======== MATERIAL PROVIDED ========
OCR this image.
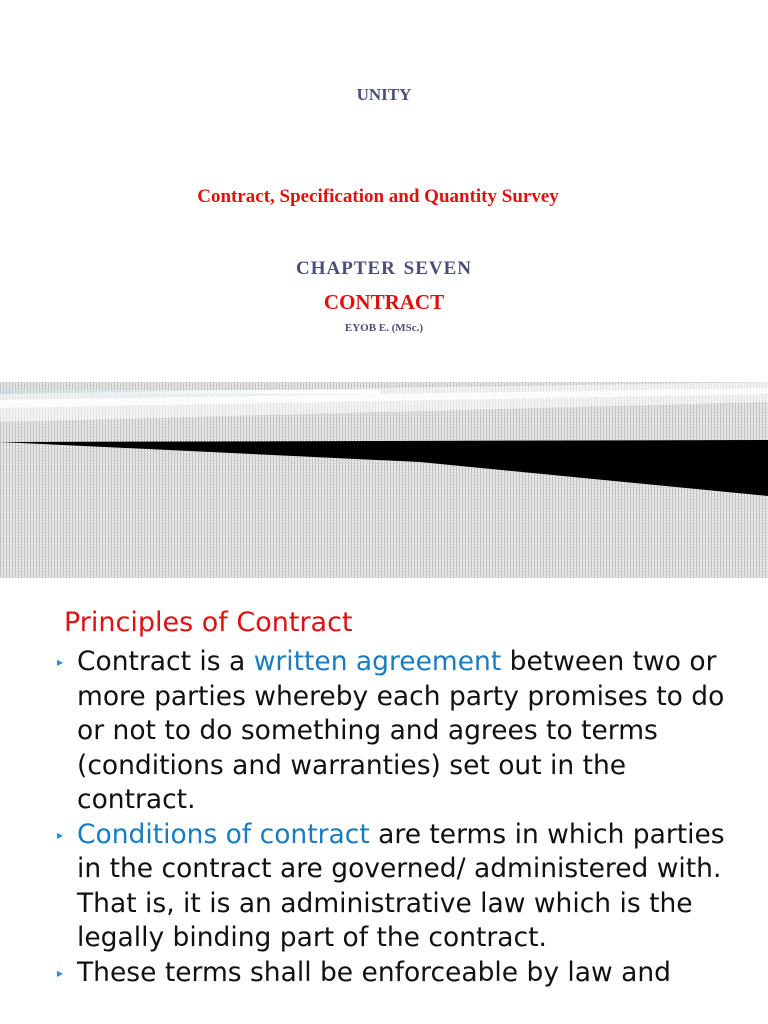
UNITY
Contract, Specification and Quantity Survey
CHAPTER SEVEN
CONTRACT
EYOB E. (MSc.)
Principles of Contract
▸ Contract is a written agreement between two or more parties whereby each party promises to do or not to do something and agrees to terms (conditions and warranties) set out in the contract.
▸ Conditions of contract are terms in which parties in the contract are governed/ administered with. That is, it is an administrative law which is the legally binding part of the contract.
▸ These terms shall be enforceable by law and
========
• **WHAT IS REQUIRED**: Word for word, quote the lines above. Omit the pictures.

• **ANSWER FOR THE TASK**:
OCR this image.
UNITY
Contract, Specification and Quantity Survey
CHAPTER SEVEN
CONTRACT
EYOB E. (MSc.)
Principles of Contract
▸ Contract is a written agreement between two or more parties whereby each party promises to do or not to do something and agrees to terms (conditions and warranties) set out in the contract.
▸ Conditions of contract are terms in which parties in the contract are governed/ administered with. That is, it is an administrative law which is the legally binding part of the contract.
▸ These terms shall be enforceable by law and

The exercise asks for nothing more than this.